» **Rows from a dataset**

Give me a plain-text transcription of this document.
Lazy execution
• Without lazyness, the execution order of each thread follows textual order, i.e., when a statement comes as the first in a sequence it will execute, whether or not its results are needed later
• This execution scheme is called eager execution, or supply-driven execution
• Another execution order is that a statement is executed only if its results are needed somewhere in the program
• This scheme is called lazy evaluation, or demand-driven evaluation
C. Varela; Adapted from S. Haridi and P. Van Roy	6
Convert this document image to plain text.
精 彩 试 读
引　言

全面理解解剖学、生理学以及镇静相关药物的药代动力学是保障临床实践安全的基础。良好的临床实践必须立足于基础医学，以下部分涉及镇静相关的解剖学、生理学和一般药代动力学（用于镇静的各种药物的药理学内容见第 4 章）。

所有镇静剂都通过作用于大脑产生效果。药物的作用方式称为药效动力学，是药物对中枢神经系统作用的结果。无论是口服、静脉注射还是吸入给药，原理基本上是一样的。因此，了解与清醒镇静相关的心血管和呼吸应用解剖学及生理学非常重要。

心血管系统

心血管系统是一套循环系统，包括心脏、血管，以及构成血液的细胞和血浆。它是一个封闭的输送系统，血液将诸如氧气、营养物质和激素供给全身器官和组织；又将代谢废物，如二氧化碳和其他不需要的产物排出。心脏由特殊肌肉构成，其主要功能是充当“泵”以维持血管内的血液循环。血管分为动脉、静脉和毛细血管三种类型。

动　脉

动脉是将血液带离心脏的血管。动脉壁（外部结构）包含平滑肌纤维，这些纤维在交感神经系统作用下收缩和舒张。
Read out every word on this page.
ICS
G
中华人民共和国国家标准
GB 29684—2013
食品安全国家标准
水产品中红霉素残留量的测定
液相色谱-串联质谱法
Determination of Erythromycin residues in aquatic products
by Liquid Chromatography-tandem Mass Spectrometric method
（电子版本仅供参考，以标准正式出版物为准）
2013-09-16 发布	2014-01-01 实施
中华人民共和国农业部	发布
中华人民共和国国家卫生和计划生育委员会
* * *
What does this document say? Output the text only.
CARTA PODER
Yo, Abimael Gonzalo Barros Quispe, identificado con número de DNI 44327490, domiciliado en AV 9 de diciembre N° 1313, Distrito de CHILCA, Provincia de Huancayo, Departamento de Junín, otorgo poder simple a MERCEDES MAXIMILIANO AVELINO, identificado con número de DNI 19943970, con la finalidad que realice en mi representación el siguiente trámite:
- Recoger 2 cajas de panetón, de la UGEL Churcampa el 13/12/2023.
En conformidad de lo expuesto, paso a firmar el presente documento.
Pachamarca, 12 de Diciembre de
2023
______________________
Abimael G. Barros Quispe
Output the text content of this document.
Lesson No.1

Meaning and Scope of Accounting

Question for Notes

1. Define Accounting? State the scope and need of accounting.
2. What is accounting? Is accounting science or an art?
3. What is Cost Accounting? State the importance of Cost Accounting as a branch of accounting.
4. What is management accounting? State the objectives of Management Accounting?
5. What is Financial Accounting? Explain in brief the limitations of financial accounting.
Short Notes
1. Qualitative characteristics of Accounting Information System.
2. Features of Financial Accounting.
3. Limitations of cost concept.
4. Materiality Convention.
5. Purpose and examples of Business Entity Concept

» **TASK INSTRUCTIONS**
Copy out each line of the data where the string "Quispe" appears.

» **RESULT OF THIS TASK**
Yo, Abimael Gonzalo Barros Quispe, identificado con número de DNI 44327490, domiciliado en AV 9 de diciembre N° 1313, Distrito de CHILCA, Provincia de Huancayo, Departamento de Junín, otorgo poder simple a MERCEDES MAXIMILIANO AVELINO, identificado con número de DNI 19943970, con la finalidad que realice en mi representación el siguiente trámite:
Abimael G. Barros Quispe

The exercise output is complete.